WRITTEN EXERCISE:
Every entry below should be transcribed exactly; pictures stay out of the copy.

STORED RECORDS:
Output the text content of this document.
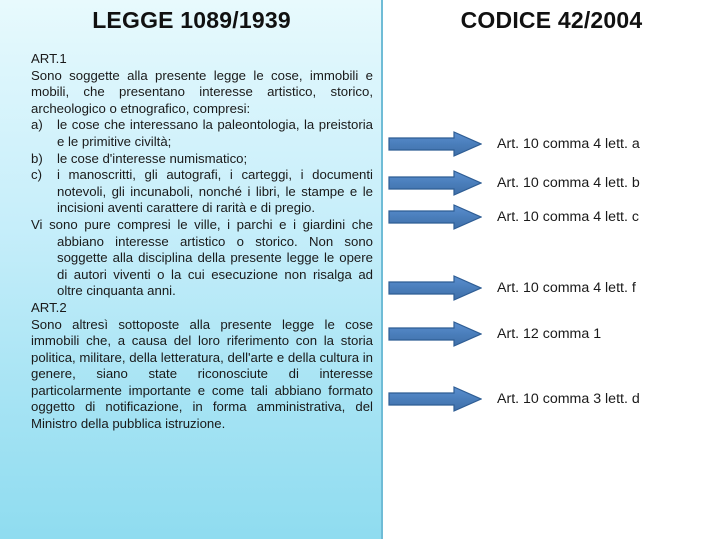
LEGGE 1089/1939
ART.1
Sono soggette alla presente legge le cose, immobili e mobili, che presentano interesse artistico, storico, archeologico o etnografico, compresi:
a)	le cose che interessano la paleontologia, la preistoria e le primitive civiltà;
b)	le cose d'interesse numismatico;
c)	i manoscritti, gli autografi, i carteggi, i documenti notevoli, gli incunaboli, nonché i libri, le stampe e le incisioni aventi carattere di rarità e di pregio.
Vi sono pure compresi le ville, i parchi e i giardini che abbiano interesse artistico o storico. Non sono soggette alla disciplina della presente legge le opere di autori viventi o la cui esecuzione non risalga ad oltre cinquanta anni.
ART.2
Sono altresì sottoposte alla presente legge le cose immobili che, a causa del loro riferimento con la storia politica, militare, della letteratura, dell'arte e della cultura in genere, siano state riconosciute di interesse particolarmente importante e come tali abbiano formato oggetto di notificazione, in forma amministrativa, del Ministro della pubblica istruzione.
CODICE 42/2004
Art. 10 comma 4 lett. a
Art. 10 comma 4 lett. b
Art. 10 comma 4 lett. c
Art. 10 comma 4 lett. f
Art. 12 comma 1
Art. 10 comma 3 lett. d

RESULT OF THIS EXERCISE:
Output the text content of this document.
LEGGE 1089/1939
ART.1
Sono soggette alla presente legge le cose, immobili e mobili, che presentano interesse artistico, storico, archeologico o etnografico, compresi:
a)	le cose che interessano la paleontologia, la preistoria e le primitive civiltà;
b)	le cose d'interesse numismatico;
c)	i manoscritti, gli autografi, i carteggi, i documenti notevoli, gli incunaboli, nonché i libri, le stampe e le incisioni aventi carattere di rarità e di pregio.
Vi sono pure compresi le ville, i parchi e i giardini che abbiano interesse artistico o storico. Non sono soggette alla disciplina della presente legge le opere di autori viventi o la cui esecuzione non risalga ad oltre cinquanta anni.
ART.2
Sono altresì sottoposte alla presente legge le cose immobili che, a causa del loro riferimento con la storia politica, militare, della letteratura, dell'arte e della cultura in genere, siano state riconosciute di interesse particolarmente importante e come tali abbiano formato oggetto di notificazione, in forma amministrativa, del Ministro della pubblica istruzione.
CODICE 42/2004
Art. 10 comma 4 lett. a
Art. 10 comma 4 lett. b
Art. 10 comma 4 lett. c
Art. 10 comma 4 lett. f
Art. 12 comma 1
Art. 10 comma 3 lett. d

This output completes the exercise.